* Instructions to follow *
In the school post below, turn the paragraph that begins "Perched on the hillside" into a short bulleted list that keeps its main facts.

* Text block *
■ ■ ■ ■ ■

Wednesday 20 December 2017

Buddha Ma Vi School

Namaste,

Perched on the hillside at the edge of the village of Phillim, Buddha Ma Vi Secondary School is the most northerly secondary school in the Manuslu area of Nepal.  Many students at the school have to stay in the hostels there, as their homes are too far away for them to be day pupils. There are 170 boarders living in 4 hostels. The homes of some of these students are two or three days walk away from the school, high in the mountains, and so they only go home for holidays.


Pupils from the village walking into school.


There are over 400 students in total attending the school, aged from three or four in the ECD class (Early Child Development) through to 47 students aged 16 who will take Secondary Education Exam in the spring. Last year the school had impressive results with 100% pass for this government exam. These students were all able to continue their education at colleges in Gorkha, Pokhara or Kathmandu, but as this is very expensive, most students needed scholarships from outside sources.



Morning assembly before lessons start.

■ ■ ■ ■ ■

* Supplied material *
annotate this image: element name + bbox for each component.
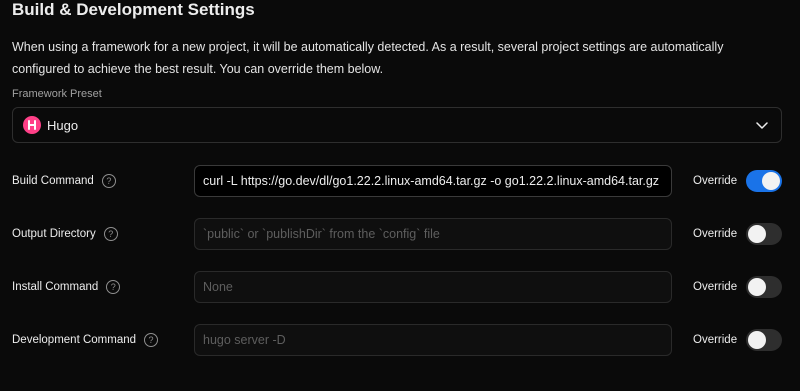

■ ■ ■ ■ ■

* Solution to this exercise *
- Buddha Ma Vi Secondary School sits on a hillside at the edge of the village of Phillim.
- It is the most northerly secondary school in the Manuslu area of Nepal.
- Many students live in the school's hostels because their homes are too far away for them to be day pupils.
- There are 170 boarders in 4 hostels.
- Some boarders live two or three days' walk away, high in the mountains, so they go home only for holidays.